Scan the data below for the string "this". Show every line where it turns up.

-- start Exercise materials --

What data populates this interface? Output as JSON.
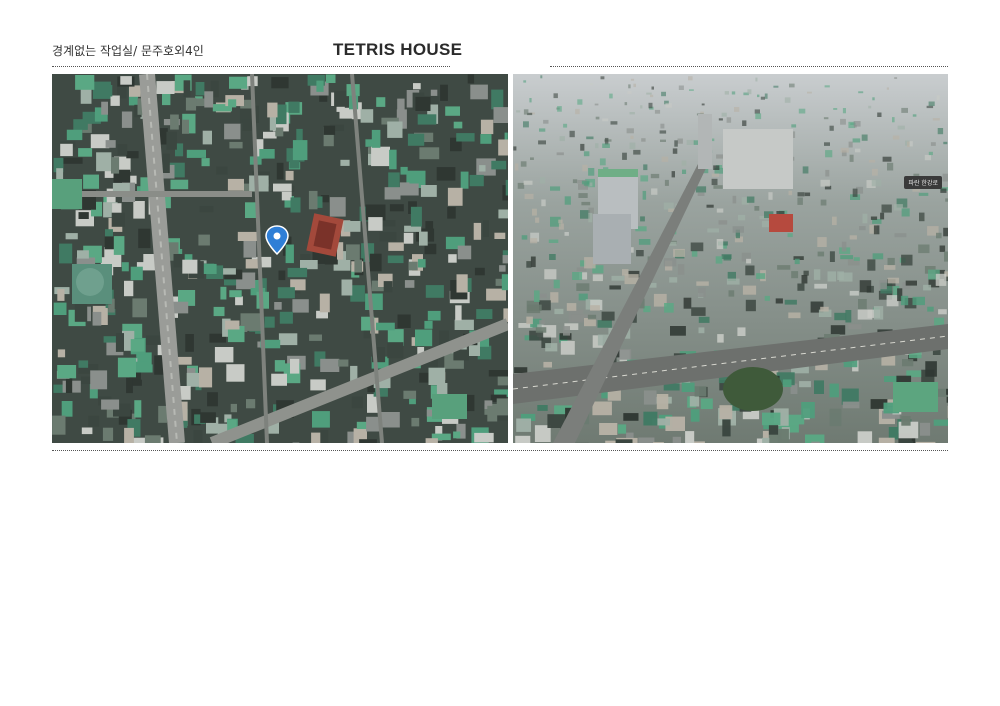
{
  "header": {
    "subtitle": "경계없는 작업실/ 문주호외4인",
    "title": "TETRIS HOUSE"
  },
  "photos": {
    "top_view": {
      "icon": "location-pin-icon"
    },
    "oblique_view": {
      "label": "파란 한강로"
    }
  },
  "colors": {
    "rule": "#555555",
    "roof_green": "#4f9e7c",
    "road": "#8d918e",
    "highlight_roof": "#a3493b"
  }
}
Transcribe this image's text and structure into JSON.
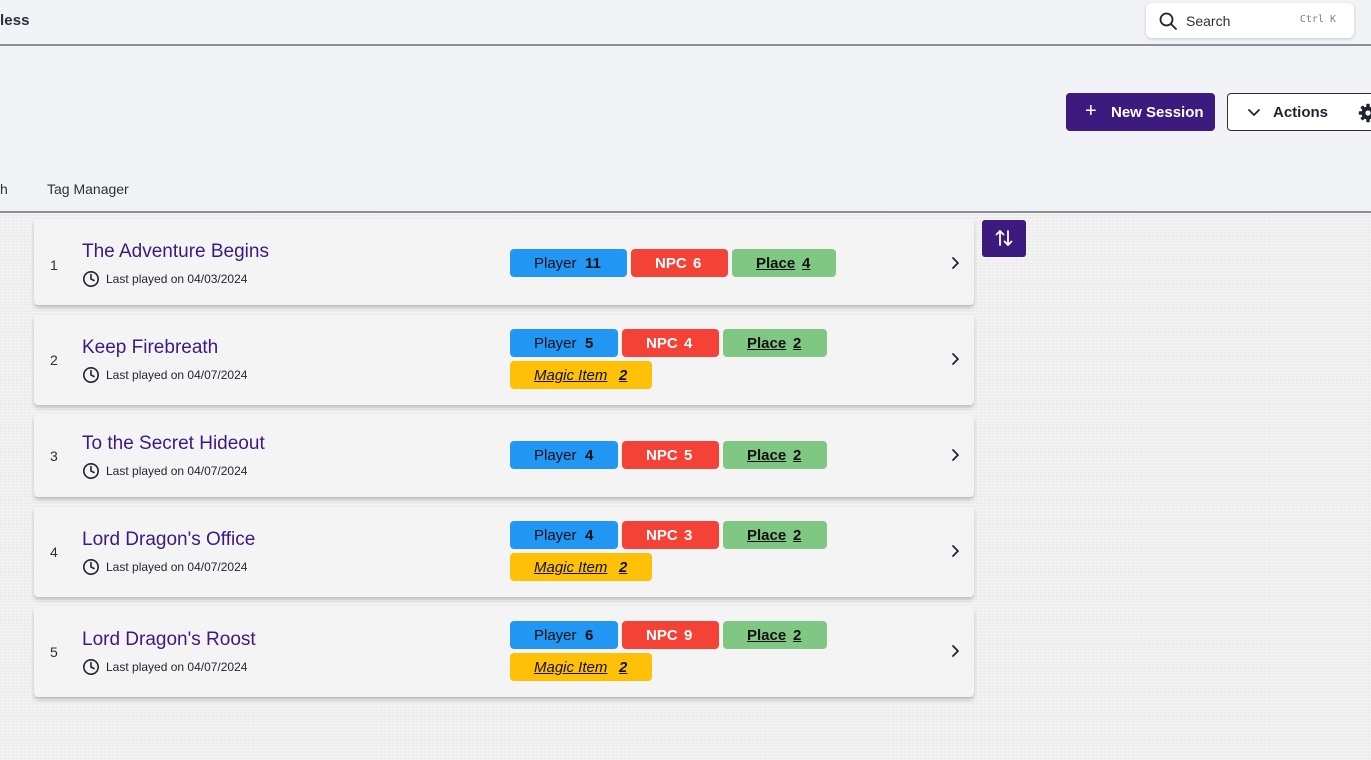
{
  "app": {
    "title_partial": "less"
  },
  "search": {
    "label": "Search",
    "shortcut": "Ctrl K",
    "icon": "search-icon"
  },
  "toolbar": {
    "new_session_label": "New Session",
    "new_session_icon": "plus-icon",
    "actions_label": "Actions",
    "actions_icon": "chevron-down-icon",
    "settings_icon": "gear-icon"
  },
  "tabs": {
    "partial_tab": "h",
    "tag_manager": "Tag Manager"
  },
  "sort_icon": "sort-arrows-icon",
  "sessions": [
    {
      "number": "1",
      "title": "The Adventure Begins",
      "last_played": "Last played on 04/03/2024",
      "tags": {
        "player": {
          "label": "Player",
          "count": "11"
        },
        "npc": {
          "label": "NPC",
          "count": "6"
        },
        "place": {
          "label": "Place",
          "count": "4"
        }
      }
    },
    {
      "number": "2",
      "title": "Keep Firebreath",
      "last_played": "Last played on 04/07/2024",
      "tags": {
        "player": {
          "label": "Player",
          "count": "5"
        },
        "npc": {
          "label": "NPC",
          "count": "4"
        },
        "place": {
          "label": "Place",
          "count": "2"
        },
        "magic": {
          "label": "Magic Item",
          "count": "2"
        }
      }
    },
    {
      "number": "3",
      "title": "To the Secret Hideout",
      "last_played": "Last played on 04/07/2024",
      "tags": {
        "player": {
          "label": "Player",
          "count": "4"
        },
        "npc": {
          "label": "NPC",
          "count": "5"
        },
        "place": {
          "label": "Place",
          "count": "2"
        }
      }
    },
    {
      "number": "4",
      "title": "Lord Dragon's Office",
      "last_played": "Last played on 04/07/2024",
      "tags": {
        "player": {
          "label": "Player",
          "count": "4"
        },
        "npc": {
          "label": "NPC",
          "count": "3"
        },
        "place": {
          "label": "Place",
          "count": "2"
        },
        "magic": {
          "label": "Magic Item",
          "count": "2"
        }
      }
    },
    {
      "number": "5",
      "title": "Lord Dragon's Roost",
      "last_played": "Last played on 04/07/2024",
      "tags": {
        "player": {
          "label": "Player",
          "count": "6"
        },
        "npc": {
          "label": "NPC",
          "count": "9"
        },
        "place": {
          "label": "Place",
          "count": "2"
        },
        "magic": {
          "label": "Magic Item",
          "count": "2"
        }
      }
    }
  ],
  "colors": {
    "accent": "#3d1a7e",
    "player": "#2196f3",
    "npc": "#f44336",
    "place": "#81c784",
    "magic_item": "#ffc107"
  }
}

-- end Exercise materials --

Finished answer:
What data populates this interface? Output as JSON.
Transcribe this image's text and structure into JSON.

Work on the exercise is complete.